**WHAT TO PRODUCE**
Give the total number of lines with the word "utilisation" in them, and no other words.

++++ EXERCISE MATERIAL ++++

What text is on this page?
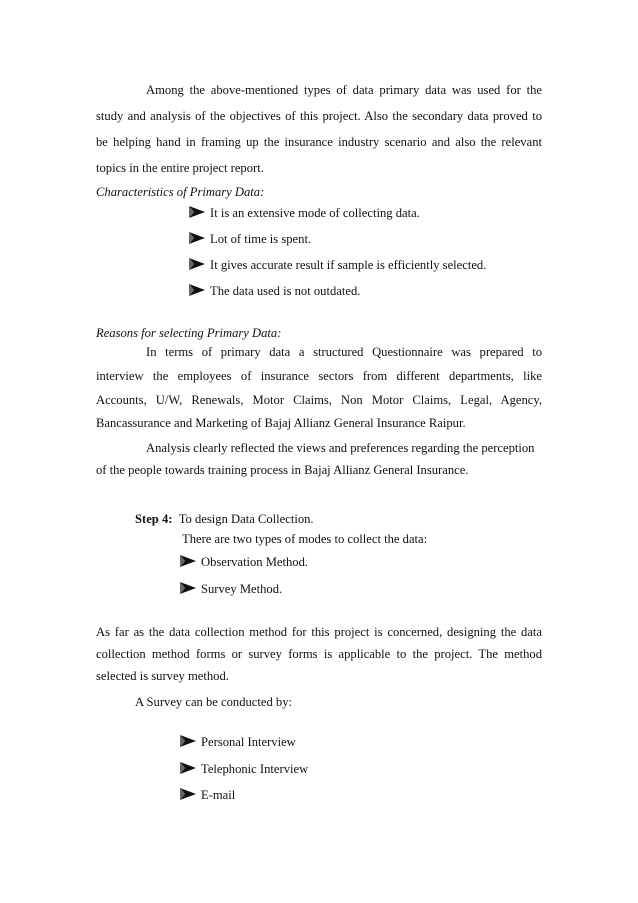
Among the above-mentioned types of data primary data was used for the
study and analysis of the objectives of this project. Also the secondary data proved to
be helping hand in framing up the insurance industry scenario and also the relevant
topics in the entire project report.
Characteristics of Primary Data:
It is an extensive mode of collecting data.
Lot of time is spent.
It gives accurate result if sample is efficiently selected.
The data used is not outdated.
Reasons for selecting Primary Data:
In terms of primary data a structured Questionnaire was prepared to
interview the employees of insurance sectors from different departments, like
Accounts, U/W, Renewals, Motor Claims, Non Motor Claims, Legal, Agency,
Bancassurance and Marketing of Bajaj Allianz General Insurance Raipur.
Analysis clearly reflected the views and preferences regarding the perception
of the people towards training process in Bajaj Allianz General Insurance.
Step 4: To design Data Collection.
There are two types of modes to collect the data:
Observation Method.
Survey Method.
As far as the data collection method for this project is concerned, designing the data
collection method forms or survey forms is applicable to the project. The method
selected is survey method.
A Survey can be conducted by:
Personal Interview
Telephonic Interview
E-mail
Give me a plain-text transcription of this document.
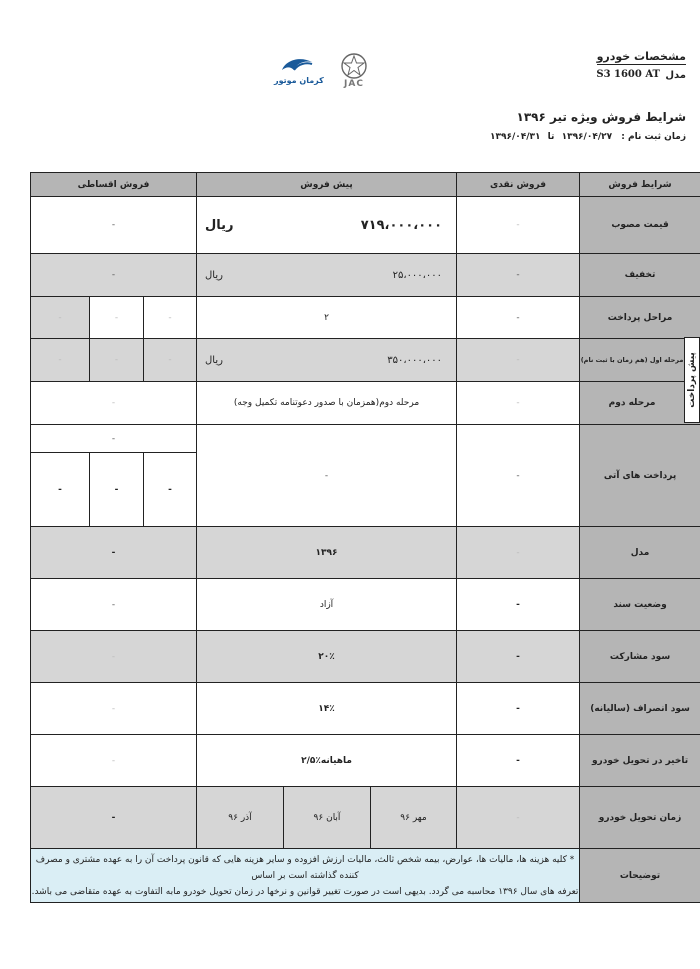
مشخصات خودرو
مدل
S3 1600 AT
شرایط فروش ویژه تیر ۱۳۹۶
زمان ثبت نام : ۱۳۹۶/۰۴/۲۷ تا ۱۳۹۶/۰۴/۳۱
کرمان موتور JAC
پیش پرداخت
فروش اقساطی			پیش فروش			فروش نقدی	شرایط فروش
-			ریال ۷۱۹،۰۰۰،۰۰۰			-	قیمت مصوب
-			ریال ۲۵،۰۰۰،۰۰۰			-	تخفیف
-	-	-	۲			-	مراحل پرداخت
-	-	-	ریال ۳۵۰،۰۰۰،۰۰۰			-	مرحله اول (هم زمان با ثبت نام)
-			مرحله دوم(همزمان با صدور دعوتنامه تکمیل وجه)			-	مرحله دوم
-			-			-	پرداخت های آتی
-	-	-					
-			۱۳۹۶			-	مدل
-			آزاد			-	وضعیت سند
-			۲۰٪			-	سود مشارکت
-			۱۴٪			-	سود انصراف (سالیانه)
-			۲/۵٪ماهیانه			-	تاخیر در تحویل خودرو
-			آذر ۹۶	آبان ۹۶	مهر ۹۶	-	زمان تحویل خودرو

* کلیه هزینه ها، مالیات ها، عوارض، بیمه شخص ثالث، مالیات ارزش افزوده و سایر هزینه هایی که قانون پرداخت آن را به عهده مشتری و مصرف کننده گذاشته است بر اساس
تعرفه های سال ۱۳۹۶ محاسبه می گردد. بدیهی است در صورت تغییر قوانین و نرخها در زمان تحویل خودرو مابه التفاوت به عهده متقاضی می باشد.							توضیحات
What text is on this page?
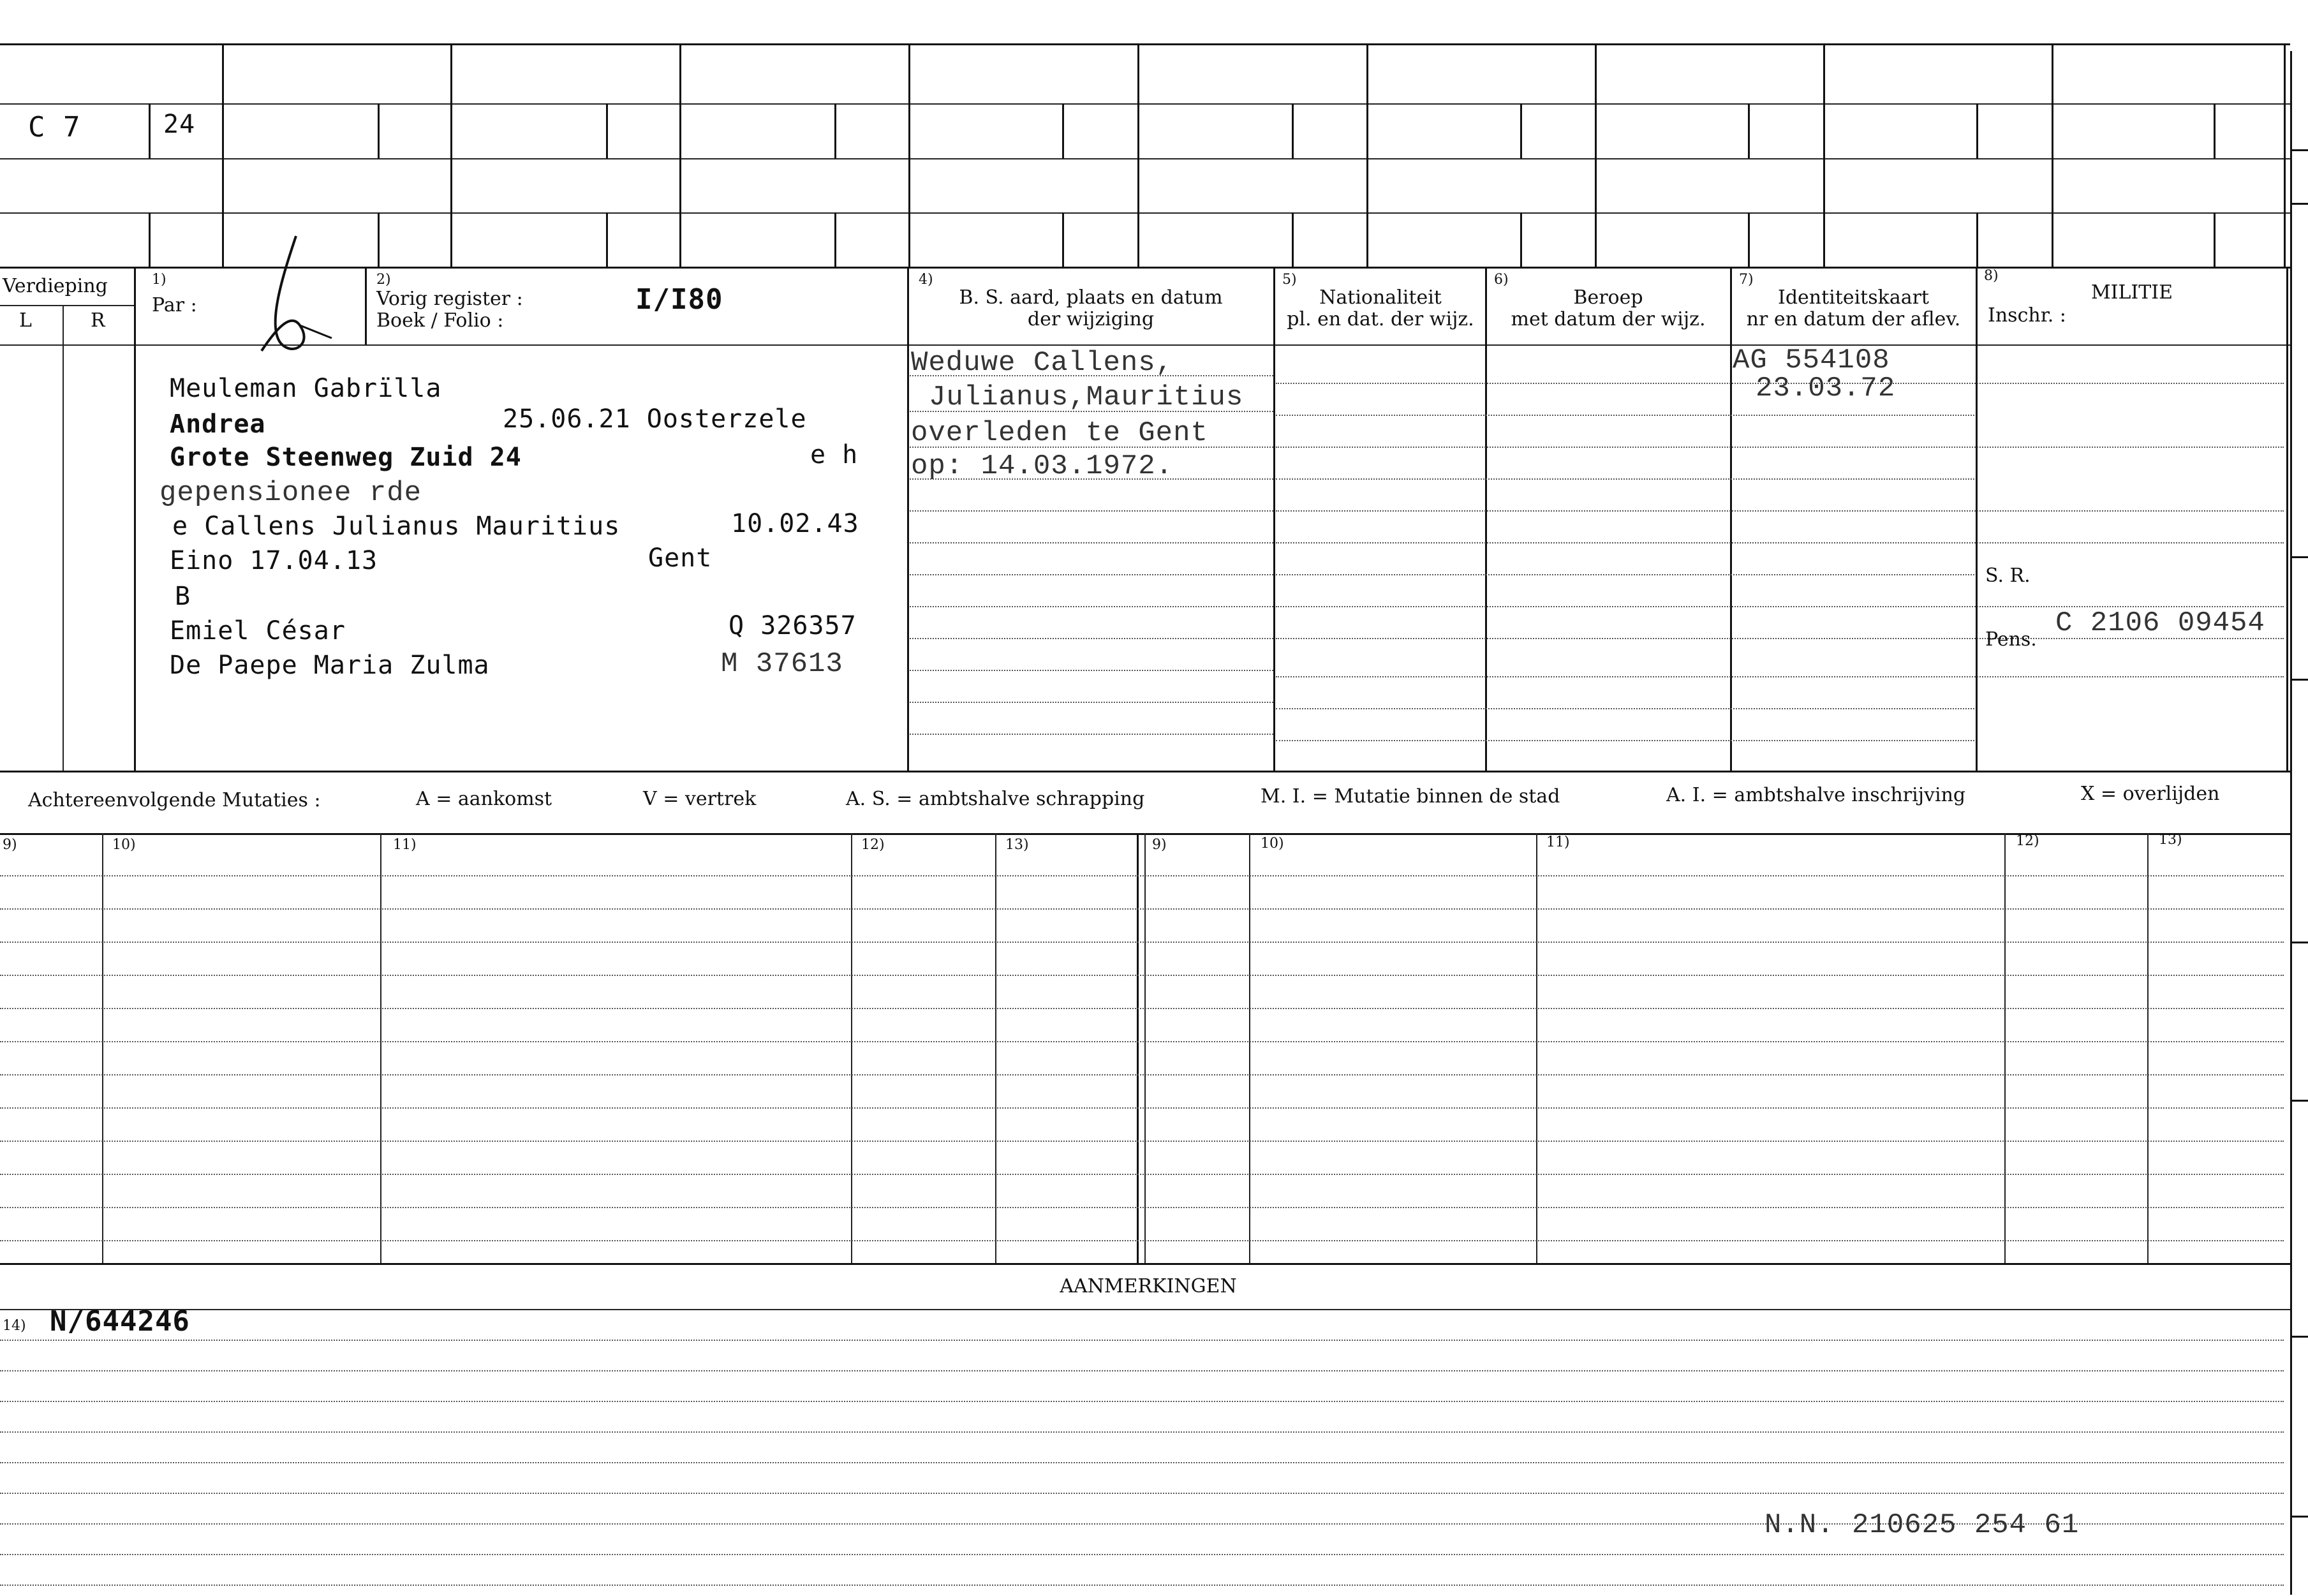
C 7	24
Verdieping
L	R
1)
Par :
2)
Vorig register :
Boek / Folio :
I/I80
4)
B. S. aard, plaats en datum
der wijziging
5)
Nationaliteit
pl. en dat. der wijz.
6)
Beroep
met datum der wijz.
7)
Identiteitskaart
nr en datum der aflev.
8)
MILITIE
Inschr. :
Meuleman Gabrïlla
Andrea	25.06.21 Oosterzele
Grote Steenweg Zuid 24	e h
gepensionee rde
e Callens Julianus Mauritius	10.02.43
Eino 17.04.13	Gent
B
Emiel César	Q 326357
De Paepe Maria Zulma	M 37613
Weduwe Callens,
Julianus,Mauritius
overleden te Gent
op: 14.03.1972.
AG 554108
23.03.72
S. R.
Pens.
C 2106 09454
Achtereenvolgende Mutaties :	A = aankomst	V = vertrek	A. S. = ambtshalve schrapping	M. I. = Mutatie binnen de stad	A. I. = ambtshalve inschrijving	X = overlijden
9)	10)	11)	12)	13)	9)	10)	11)	12)	13)
AANMERKINGEN
14) N/644246
N.N. 210625 254 61
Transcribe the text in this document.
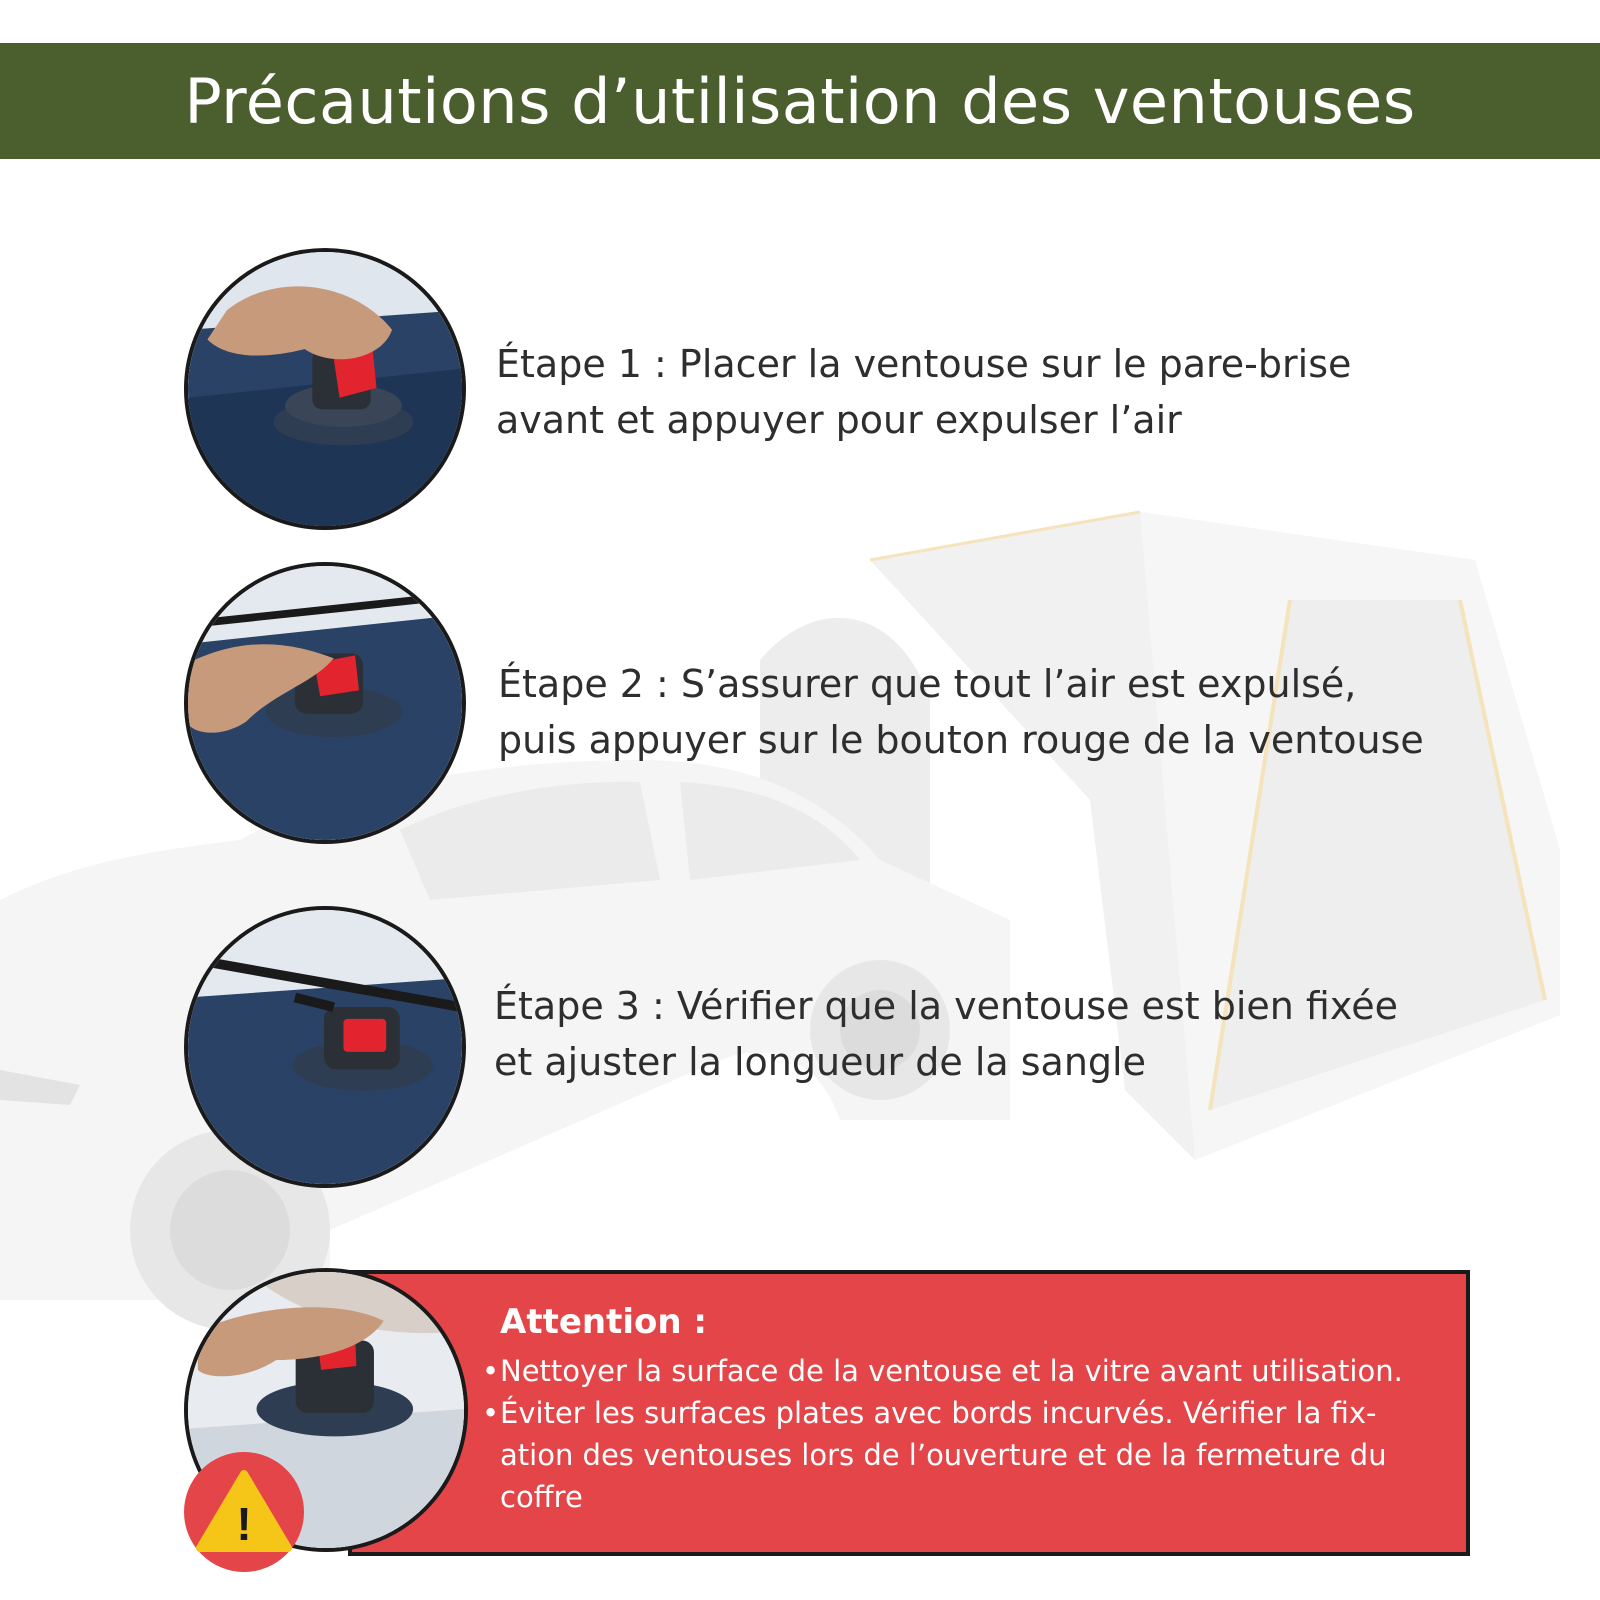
Précautions d’utilisation des ventouses

Étape 1 : Placer la ventouse sur le pare-brise
avant et appuyer pour expulser l’air

Étape 2 : S’assurer que tout l’air est expulsé,
puis appuyer sur le bouton rouge de la ventouse

Étape 3 : Vérifier que la ventouse est bien fixée
et ajuster la longueur de la sangle

!

Attention :

• Nettoyer la surface de la ventouse et la vitre avant utilisation.
• Éviter les surfaces plates avec bords incurvés. Vérifier la fix-
ation des ventouses lors de l’ouverture et de la fermeture du
coffre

++++

**ANSWER FOR THIS EXERCISE**
2